Exercise> Your task is to transcribe all the entries exactly, excluding pictures.

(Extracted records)
..............................
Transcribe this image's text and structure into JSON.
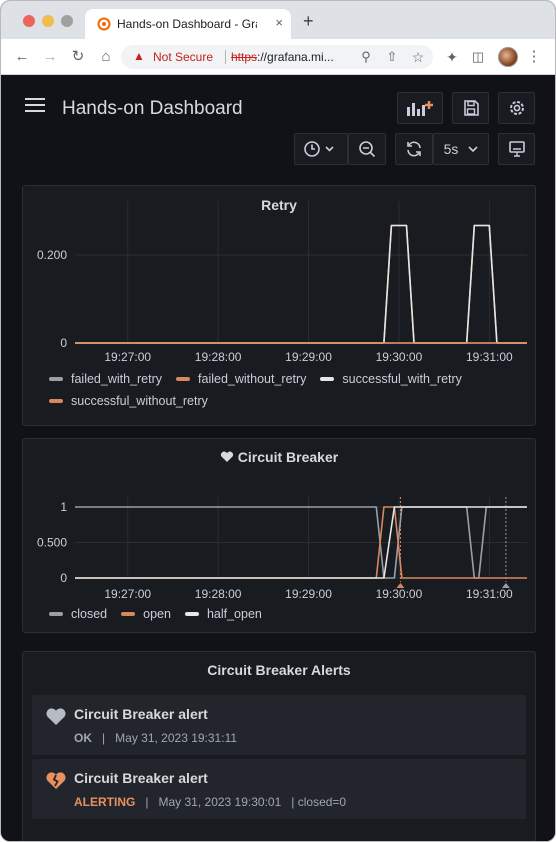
{
  "browser": {
    "tab_title": "Hands-on Dashboard - Grafana",
    "tab_close": "×",
    "new_tab": "+",
    "not_secure": "Not Secure",
    "url_scheme": "https",
    "url_rest": "://grafana.mi...",
    "toolbar_icons": [
      "back-icon",
      "forward-icon",
      "reload-icon",
      "home-icon",
      "zoom-icon",
      "share-icon",
      "bookmark-icon",
      "extensions-icon",
      "side-panel-icon",
      "profile-avatar",
      "menu-icon"
    ]
  },
  "dashboard": {
    "title": "Hands-on Dashboard",
    "refresh_interval": "5s",
    "toolbar_icons": [
      "add-panel-icon",
      "save-icon",
      "settings-icon",
      "clock-icon",
      "zoom-out-icon",
      "refresh-icon",
      "tv-mode-icon"
    ]
  },
  "colors": {
    "background": "#111217",
    "panel": "#181b1f",
    "series_gray": "#9a9ea8",
    "series_orange": "#d9875b",
    "series_white": "#e6e6e6",
    "alert_ok": "#b7bcc4",
    "alert_alerting": "#e8915e"
  },
  "panels": {
    "retry": {
      "title": "Retry"
    },
    "circuit_breaker": {
      "title": "Circuit Breaker"
    },
    "alerts": {
      "title": "Circuit Breaker Alerts",
      "items": [
        {
          "title": "Circuit Breaker alert",
          "state": "OK",
          "sep": "|",
          "time": "May 31, 2023 19:31:11",
          "extra": "",
          "icon": "heart-icon",
          "state_color": "#9fa7b3"
        },
        {
          "title": "Circuit Breaker alert",
          "state": "ALERTING",
          "sep": "|",
          "time": "May 31, 2023 19:30:01",
          "extra": "|  closed=0",
          "icon": "broken-heart-icon",
          "state_color": "#e8915e"
        }
      ]
    }
  },
  "chart_data": [
    {
      "type": "line",
      "title": "Retry",
      "x_ticks": [
        "19:27:00",
        "19:28:00",
        "19:29:00",
        "19:30:00",
        "19:31:00"
      ],
      "y_ticks": [
        "0",
        "0.200"
      ],
      "ylim": [
        0,
        0.3
      ],
      "x": [
        "19:26:25",
        "19:27:00",
        "19:28:00",
        "19:29:00",
        "19:29:50",
        "19:29:55",
        "19:30:05",
        "19:30:10",
        "19:30:45",
        "19:30:50",
        "19:31:00",
        "19:31:05",
        "19:31:25"
      ],
      "series": [
        {
          "name": "failed_with_retry",
          "color": "#9a9ea8",
          "values": [
            0,
            0,
            0,
            0,
            0,
            0,
            0,
            0,
            0,
            0,
            0,
            0,
            0
          ]
        },
        {
          "name": "failed_without_retry",
          "color": "#d9875b",
          "values": [
            0,
            0,
            0,
            0,
            0,
            0.267,
            0.267,
            0,
            0,
            0.267,
            0.267,
            0,
            0
          ]
        },
        {
          "name": "successful_with_retry",
          "color": "#e6e6e6",
          "values": [
            0,
            0,
            0,
            0,
            0,
            0.267,
            0.267,
            0,
            0,
            0.267,
            0.267,
            0,
            0
          ]
        },
        {
          "name": "successful_without_retry",
          "color": "#d9875b",
          "values": [
            0,
            0,
            0,
            0,
            0,
            0,
            0,
            0,
            0,
            0,
            0,
            0,
            0
          ]
        }
      ],
      "grid": true,
      "legend": "bottom"
    },
    {
      "type": "line",
      "title": "Circuit Breaker",
      "x_ticks": [
        "19:27:00",
        "19:28:00",
        "19:29:00",
        "19:30:00",
        "19:31:00"
      ],
      "y_ticks": [
        "0",
        "0.500",
        "1"
      ],
      "ylim": [
        0,
        1
      ],
      "x": [
        "19:26:25",
        "19:27:00",
        "19:28:00",
        "19:29:00",
        "19:29:45",
        "19:29:50",
        "19:29:57",
        "19:30:02",
        "19:30:45",
        "19:30:50",
        "19:30:53",
        "19:30:58",
        "19:31:25"
      ],
      "series": [
        {
          "name": "closed",
          "color": "#9a9ea8",
          "values": [
            1,
            1,
            1,
            1,
            1,
            0,
            0,
            1,
            1,
            0,
            0,
            1,
            1
          ]
        },
        {
          "name": "open",
          "color": "#d9875b",
          "values": [
            0,
            0,
            0,
            0,
            0,
            1,
            1,
            0,
            0,
            0,
            0,
            0,
            0
          ]
        },
        {
          "name": "half_open",
          "color": "#e6e6e6",
          "values": [
            0,
            0,
            0,
            0,
            0,
            0,
            1,
            1,
            1,
            1,
            1,
            1,
            1
          ]
        }
      ],
      "annotations": [
        "19:30:01",
        "19:31:11"
      ],
      "grid": true,
      "legend": "bottom"
    }
  ]
}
..............................
Response for this exercise>
Transcribe this image's text and structure into JSON.
{
  "browser": {
    "tab_title": "Hands-on Dashboard - Grafana",
    "tab_close": "×",
    "new_tab": "+",
    "not_secure": "Not Secure",
    "url_scheme": "https",
    "url_rest": "://grafana.mi...",
    "toolbar_icons": [
      "back-icon",
      "forward-icon",
      "reload-icon",
      "home-icon",
      "zoom-icon",
      "share-icon",
      "bookmark-icon",
      "extensions-icon",
      "side-panel-icon",
      "profile-avatar",
      "menu-icon"
    ]
  },
  "dashboard": {
    "title": "Hands-on Dashboard",
    "refresh_interval": "5s",
    "toolbar_icons": [
      "add-panel-icon",
      "save-icon",
      "settings-icon",
      "clock-icon",
      "zoom-out-icon",
      "refresh-icon",
      "tv-mode-icon"
    ]
  },
  "colors": {
    "background": "#111217",
    "panel": "#181b1f",
    "series_gray": "#9a9ea8",
    "series_orange": "#d9875b",
    "series_white": "#e6e6e6",
    "alert_ok": "#b7bcc4",
    "alert_alerting": "#e8915e"
  },
  "panels": {
    "retry": {
      "title": "Retry"
    },
    "circuit_breaker": {
      "title": "Circuit Breaker"
    },
    "alerts": {
      "title": "Circuit Breaker Alerts",
      "items": [
        {
          "title": "Circuit Breaker alert",
          "state": "OK",
          "sep": "|",
          "time": "May 31, 2023 19:31:11",
          "extra": "",
          "icon": "heart-icon",
          "state_color": "#9fa7b3"
        },
        {
          "title": "Circuit Breaker alert",
          "state": "ALERTING",
          "sep": "|",
          "time": "May 31, 2023 19:30:01",
          "extra": "|  closed=0",
          "icon": "broken-heart-icon",
          "state_color": "#e8915e"
        }
      ]
    }
  },
  "chart_data": [
    {
      "type": "line",
      "title": "Retry",
      "x_ticks": [
        "19:27:00",
        "19:28:00",
        "19:29:00",
        "19:30:00",
        "19:31:00"
      ],
      "y_ticks": [
        "0",
        "0.200"
      ],
      "ylim": [
        0,
        0.3
      ],
      "x": [
        "19:26:25",
        "19:27:00",
        "19:28:00",
        "19:29:00",
        "19:29:50",
        "19:29:55",
        "19:30:05",
        "19:30:10",
        "19:30:45",
        "19:30:50",
        "19:31:00",
        "19:31:05",
        "19:31:25"
      ],
      "series": [
        {
          "name": "failed_with_retry",
          "color": "#9a9ea8",
          "values": [
            0,
            0,
            0,
            0,
            0,
            0,
            0,
            0,
            0,
            0,
            0,
            0,
            0
          ]
        },
        {
          "name": "failed_without_retry",
          "color": "#d9875b",
          "values": [
            0,
            0,
            0,
            0,
            0,
            0.267,
            0.267,
            0,
            0,
            0.267,
            0.267,
            0,
            0
          ]
        },
        {
          "name": "successful_with_retry",
          "color": "#e6e6e6",
          "values": [
            0,
            0,
            0,
            0,
            0,
            0.267,
            0.267,
            0,
            0,
            0.267,
            0.267,
            0,
            0
          ]
        },
        {
          "name": "successful_without_retry",
          "color": "#d9875b",
          "values": [
            0,
            0,
            0,
            0,
            0,
            0,
            0,
            0,
            0,
            0,
            0,
            0,
            0
          ]
        }
      ],
      "grid": true,
      "legend": "bottom"
    },
    {
      "type": "line",
      "title": "Circuit Breaker",
      "x_ticks": [
        "19:27:00",
        "19:28:00",
        "19:29:00",
        "19:30:00",
        "19:31:00"
      ],
      "y_ticks": [
        "0",
        "0.500",
        "1"
      ],
      "ylim": [
        0,
        1
      ],
      "x": [
        "19:26:25",
        "19:27:00",
        "19:28:00",
        "19:29:00",
        "19:29:45",
        "19:29:50",
        "19:29:57",
        "19:30:02",
        "19:30:45",
        "19:30:50",
        "19:30:53",
        "19:30:58",
        "19:31:25"
      ],
      "series": [
        {
          "name": "closed",
          "color": "#9a9ea8",
          "values": [
            1,
            1,
            1,
            1,
            1,
            0,
            0,
            1,
            1,
            0,
            0,
            1,
            1
          ]
        },
        {
          "name": "open",
          "color": "#d9875b",
          "values": [
            0,
            0,
            0,
            0,
            0,
            1,
            1,
            0,
            0,
            0,
            0,
            0,
            0
          ]
        },
        {
          "name": "half_open",
          "color": "#e6e6e6",
          "values": [
            0,
            0,
            0,
            0,
            0,
            0,
            1,
            1,
            1,
            1,
            1,
            1,
            1
          ]
        }
      ],
      "annotations": [
        "19:30:01",
        "19:31:11"
      ],
      "grid": true,
      "legend": "bottom"
    }
  ]
}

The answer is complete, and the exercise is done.